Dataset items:

+++

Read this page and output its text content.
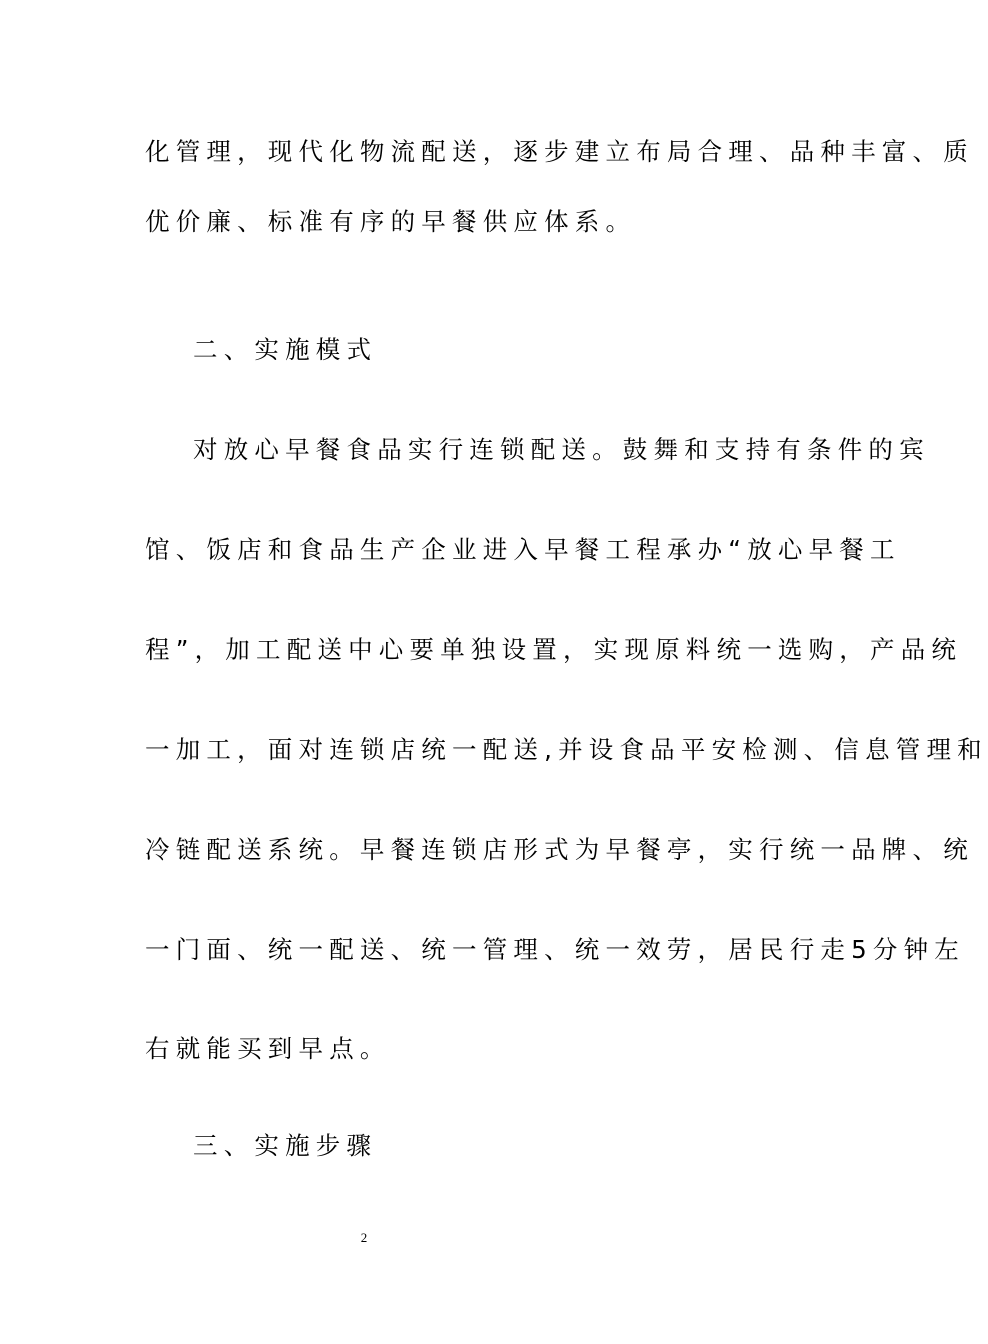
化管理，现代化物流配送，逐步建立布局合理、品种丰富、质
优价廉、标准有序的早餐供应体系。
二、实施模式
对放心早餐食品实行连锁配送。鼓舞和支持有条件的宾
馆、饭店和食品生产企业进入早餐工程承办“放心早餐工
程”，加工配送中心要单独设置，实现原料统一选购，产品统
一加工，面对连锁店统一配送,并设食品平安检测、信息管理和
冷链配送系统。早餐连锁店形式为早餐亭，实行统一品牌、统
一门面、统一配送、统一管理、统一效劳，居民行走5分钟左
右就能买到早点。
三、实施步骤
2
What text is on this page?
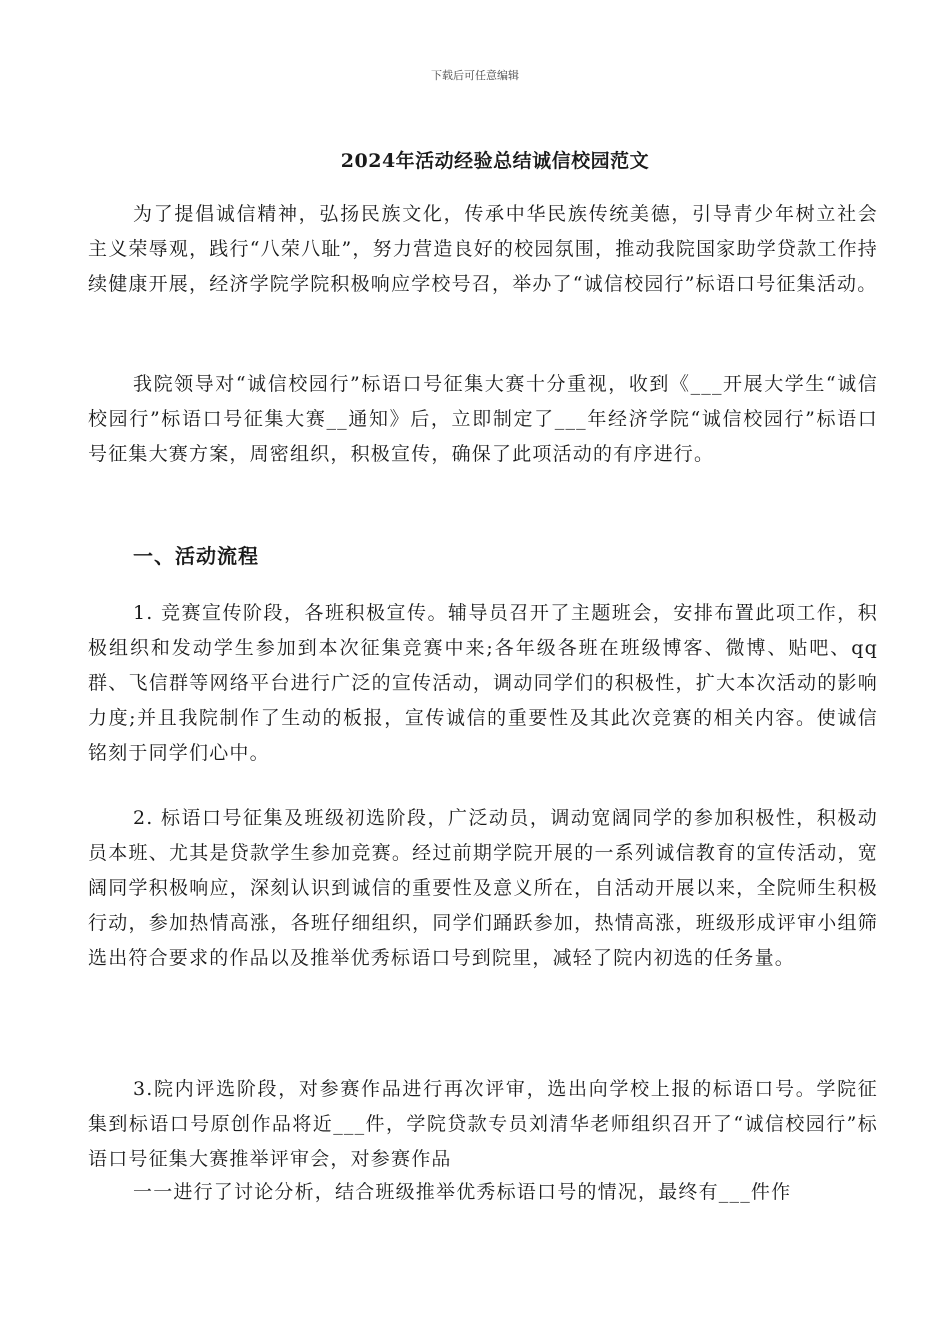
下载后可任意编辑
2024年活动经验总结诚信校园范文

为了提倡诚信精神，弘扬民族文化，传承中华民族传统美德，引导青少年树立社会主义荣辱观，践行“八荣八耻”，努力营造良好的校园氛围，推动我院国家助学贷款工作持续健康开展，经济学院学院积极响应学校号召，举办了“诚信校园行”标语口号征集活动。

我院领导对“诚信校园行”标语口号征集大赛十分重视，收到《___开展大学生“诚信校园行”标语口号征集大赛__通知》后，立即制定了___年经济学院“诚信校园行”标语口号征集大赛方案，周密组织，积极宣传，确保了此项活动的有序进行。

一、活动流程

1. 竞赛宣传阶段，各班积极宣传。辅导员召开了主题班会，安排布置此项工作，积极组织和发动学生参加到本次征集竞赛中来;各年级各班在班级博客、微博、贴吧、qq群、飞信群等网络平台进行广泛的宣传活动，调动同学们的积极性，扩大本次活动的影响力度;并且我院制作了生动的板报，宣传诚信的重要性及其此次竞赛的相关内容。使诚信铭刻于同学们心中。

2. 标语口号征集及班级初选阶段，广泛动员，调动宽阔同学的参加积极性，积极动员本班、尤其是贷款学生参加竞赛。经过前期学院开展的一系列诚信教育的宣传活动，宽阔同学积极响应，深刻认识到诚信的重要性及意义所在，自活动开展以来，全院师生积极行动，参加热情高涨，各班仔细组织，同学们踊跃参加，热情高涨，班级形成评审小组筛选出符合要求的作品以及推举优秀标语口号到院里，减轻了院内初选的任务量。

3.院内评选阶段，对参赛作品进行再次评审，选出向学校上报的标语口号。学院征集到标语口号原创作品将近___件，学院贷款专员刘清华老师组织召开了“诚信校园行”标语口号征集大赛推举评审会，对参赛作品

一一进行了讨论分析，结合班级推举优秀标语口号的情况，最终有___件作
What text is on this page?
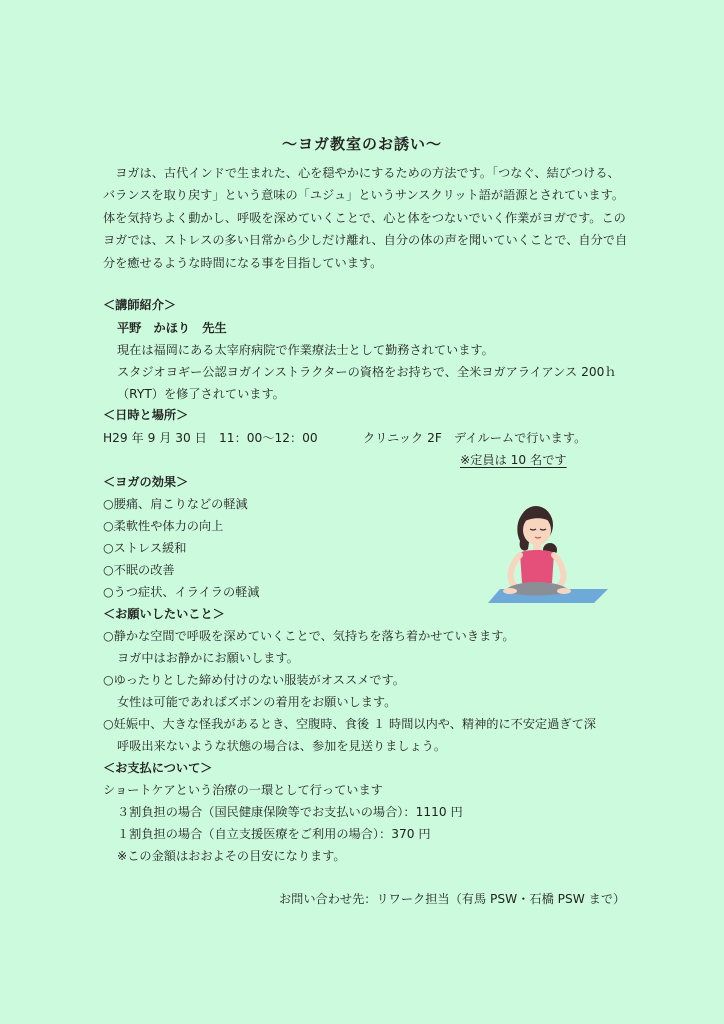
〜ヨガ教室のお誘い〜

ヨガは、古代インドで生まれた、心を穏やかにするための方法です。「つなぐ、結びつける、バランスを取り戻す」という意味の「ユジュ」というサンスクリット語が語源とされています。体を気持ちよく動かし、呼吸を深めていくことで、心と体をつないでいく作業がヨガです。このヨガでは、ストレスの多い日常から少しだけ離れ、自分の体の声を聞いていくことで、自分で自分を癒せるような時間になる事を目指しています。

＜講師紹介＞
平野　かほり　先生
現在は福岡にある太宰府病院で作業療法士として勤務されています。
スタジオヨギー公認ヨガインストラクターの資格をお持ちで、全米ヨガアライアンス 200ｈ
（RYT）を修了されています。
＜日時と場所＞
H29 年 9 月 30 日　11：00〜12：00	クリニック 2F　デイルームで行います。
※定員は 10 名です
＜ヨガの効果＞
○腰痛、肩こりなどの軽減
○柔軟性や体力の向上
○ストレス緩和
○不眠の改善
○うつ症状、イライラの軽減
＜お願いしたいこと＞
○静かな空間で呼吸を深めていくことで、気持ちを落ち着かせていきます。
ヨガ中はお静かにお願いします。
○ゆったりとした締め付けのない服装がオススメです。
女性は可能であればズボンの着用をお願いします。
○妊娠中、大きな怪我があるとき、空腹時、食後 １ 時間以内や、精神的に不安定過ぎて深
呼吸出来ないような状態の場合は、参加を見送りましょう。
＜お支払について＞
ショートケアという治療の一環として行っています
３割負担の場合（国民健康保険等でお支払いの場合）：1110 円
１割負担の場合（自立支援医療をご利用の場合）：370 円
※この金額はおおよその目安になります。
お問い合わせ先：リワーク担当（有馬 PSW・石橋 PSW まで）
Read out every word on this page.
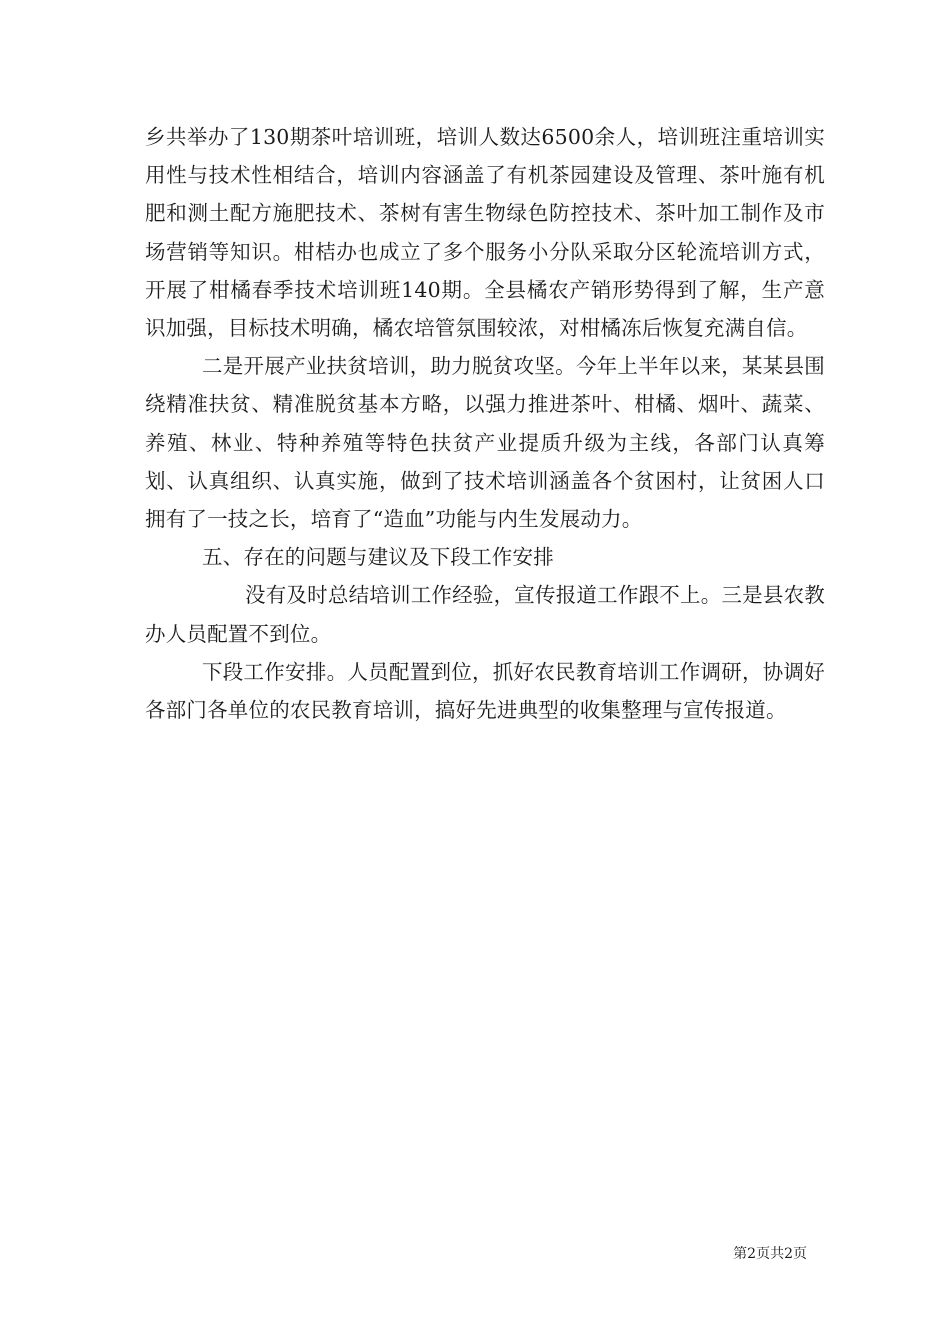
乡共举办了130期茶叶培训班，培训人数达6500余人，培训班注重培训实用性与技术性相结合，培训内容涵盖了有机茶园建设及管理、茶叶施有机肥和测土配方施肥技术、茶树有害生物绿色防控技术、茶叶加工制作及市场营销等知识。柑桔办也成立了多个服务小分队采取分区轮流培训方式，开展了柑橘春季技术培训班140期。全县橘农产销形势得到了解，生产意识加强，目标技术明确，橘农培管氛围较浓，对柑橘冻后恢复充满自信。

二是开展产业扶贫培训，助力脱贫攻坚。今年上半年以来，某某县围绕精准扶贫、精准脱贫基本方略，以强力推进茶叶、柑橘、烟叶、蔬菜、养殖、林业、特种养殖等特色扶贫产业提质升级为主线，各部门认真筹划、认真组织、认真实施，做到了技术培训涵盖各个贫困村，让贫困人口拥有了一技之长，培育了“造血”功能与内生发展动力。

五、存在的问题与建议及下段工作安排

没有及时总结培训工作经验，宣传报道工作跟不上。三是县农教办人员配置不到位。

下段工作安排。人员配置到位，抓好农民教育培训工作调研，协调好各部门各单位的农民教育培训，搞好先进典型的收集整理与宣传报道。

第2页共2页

+++

:: Description of the task ::
Check each line of the entries above, and show every one holding the word "Read".

:: Completed exercise ::
Read this page and output its text content.
Read out every word on this page.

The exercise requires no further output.